Collection entries:

----

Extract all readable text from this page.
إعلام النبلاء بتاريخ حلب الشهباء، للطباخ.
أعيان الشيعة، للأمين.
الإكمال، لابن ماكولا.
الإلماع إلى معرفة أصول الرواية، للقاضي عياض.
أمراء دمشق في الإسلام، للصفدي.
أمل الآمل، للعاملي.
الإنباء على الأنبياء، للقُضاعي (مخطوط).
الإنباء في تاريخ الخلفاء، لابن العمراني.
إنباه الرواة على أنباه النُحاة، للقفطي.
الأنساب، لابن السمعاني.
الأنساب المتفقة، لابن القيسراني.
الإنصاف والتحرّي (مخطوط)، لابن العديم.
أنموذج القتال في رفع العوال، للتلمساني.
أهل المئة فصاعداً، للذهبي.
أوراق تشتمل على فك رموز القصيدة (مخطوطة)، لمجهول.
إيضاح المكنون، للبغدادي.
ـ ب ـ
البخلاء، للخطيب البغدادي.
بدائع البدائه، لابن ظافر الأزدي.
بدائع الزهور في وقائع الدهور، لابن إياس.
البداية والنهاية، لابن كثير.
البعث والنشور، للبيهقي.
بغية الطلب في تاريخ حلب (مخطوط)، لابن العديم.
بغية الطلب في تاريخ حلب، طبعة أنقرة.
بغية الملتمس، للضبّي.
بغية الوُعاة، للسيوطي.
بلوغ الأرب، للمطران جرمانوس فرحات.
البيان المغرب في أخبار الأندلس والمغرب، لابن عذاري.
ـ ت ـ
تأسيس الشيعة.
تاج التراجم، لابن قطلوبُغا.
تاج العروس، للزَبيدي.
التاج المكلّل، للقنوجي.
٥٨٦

----

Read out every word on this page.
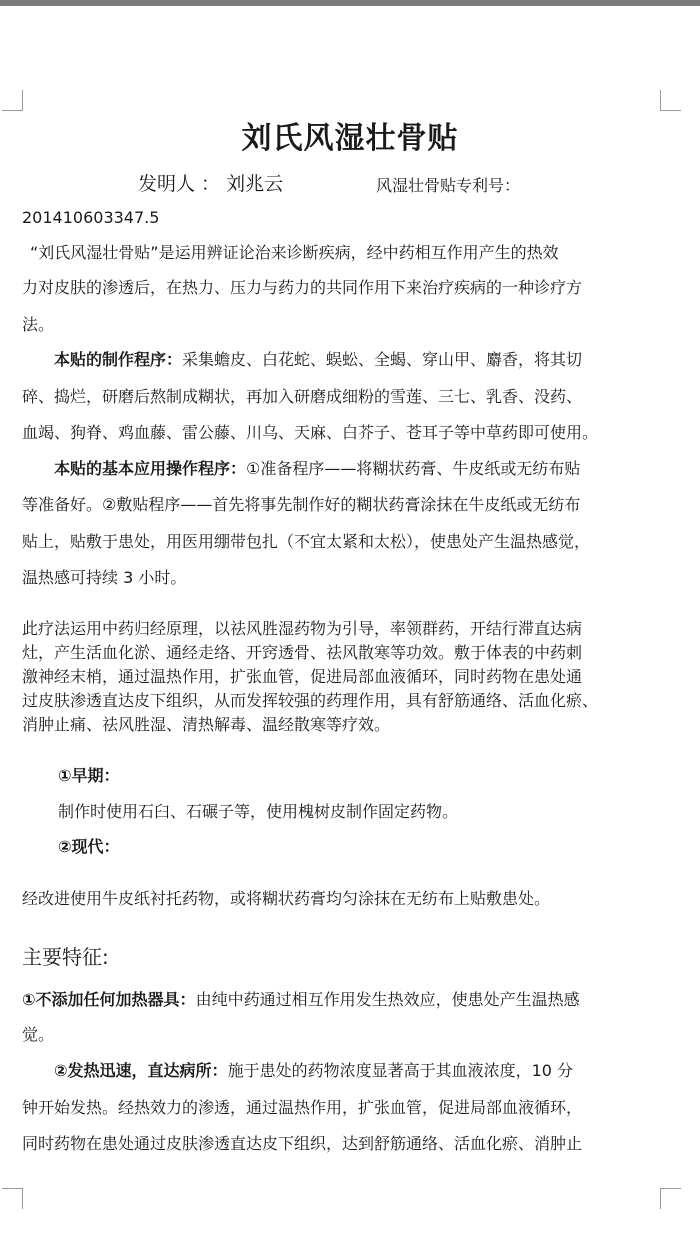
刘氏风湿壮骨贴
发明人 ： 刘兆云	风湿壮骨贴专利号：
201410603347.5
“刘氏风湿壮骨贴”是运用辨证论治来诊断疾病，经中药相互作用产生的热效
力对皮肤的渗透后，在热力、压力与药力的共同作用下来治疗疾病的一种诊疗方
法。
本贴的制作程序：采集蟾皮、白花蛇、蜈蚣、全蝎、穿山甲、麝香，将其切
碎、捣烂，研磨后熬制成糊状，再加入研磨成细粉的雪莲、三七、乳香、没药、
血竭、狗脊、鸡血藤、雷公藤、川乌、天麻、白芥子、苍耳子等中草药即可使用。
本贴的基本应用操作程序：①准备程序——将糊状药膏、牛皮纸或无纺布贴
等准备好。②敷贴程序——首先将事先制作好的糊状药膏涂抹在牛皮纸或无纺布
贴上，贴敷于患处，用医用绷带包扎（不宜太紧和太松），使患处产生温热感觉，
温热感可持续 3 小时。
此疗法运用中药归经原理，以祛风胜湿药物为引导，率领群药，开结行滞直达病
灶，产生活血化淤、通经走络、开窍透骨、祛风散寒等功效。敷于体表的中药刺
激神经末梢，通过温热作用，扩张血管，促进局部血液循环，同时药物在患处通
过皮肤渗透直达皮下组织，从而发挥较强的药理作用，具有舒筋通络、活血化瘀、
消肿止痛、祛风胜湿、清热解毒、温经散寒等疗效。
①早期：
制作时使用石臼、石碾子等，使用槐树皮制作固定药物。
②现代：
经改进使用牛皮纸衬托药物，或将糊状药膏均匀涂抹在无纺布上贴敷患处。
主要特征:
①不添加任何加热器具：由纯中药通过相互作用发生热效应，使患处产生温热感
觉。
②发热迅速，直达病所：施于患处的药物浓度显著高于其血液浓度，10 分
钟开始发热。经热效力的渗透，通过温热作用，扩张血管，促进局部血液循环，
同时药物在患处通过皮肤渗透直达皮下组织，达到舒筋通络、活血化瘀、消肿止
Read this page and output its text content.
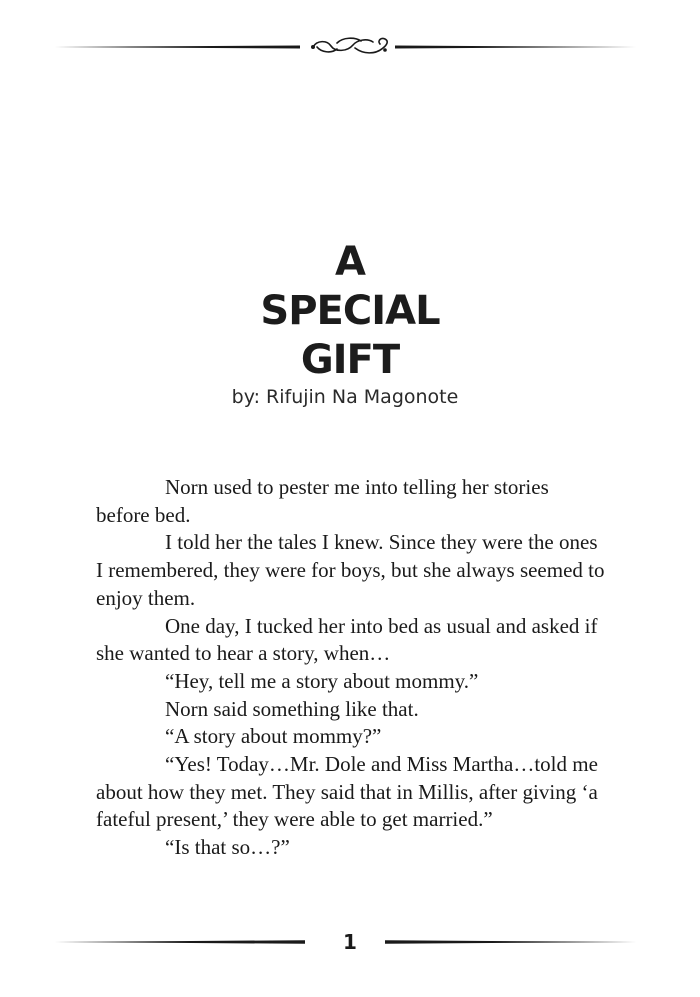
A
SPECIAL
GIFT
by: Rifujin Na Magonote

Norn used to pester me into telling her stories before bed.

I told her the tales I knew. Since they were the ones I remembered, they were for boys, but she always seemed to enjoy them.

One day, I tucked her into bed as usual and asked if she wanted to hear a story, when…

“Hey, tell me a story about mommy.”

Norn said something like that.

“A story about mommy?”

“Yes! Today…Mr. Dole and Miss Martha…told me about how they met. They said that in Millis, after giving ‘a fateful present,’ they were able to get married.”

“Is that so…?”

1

----

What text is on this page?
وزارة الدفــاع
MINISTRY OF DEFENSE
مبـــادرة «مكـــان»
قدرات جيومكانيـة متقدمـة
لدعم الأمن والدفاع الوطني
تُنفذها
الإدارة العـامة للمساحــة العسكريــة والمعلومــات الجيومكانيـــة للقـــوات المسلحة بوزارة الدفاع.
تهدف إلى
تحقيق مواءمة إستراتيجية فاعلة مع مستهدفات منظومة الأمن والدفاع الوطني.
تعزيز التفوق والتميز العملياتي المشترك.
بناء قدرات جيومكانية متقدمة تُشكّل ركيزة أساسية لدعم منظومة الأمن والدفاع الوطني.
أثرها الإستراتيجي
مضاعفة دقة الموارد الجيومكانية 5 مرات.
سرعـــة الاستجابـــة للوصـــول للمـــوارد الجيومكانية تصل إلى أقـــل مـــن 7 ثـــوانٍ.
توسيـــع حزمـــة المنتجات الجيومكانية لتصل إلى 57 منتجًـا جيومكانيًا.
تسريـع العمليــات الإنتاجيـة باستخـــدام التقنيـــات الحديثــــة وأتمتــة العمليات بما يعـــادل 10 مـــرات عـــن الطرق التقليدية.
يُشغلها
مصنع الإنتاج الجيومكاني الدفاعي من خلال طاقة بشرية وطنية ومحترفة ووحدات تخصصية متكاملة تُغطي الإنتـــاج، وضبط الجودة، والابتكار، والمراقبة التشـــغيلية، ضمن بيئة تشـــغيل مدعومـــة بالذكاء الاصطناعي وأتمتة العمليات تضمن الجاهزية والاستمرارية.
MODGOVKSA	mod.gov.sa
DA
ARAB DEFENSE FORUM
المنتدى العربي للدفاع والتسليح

----

■ **Given task**
Find each line holding the word "刘氏风湿壮骨贴" and copy it.

■ **Task solution**
刘氏风湿壮骨贴
“刘氏风湿壮骨贴”是运用辨证论治来诊断疾病，经中药相互作用产生的热效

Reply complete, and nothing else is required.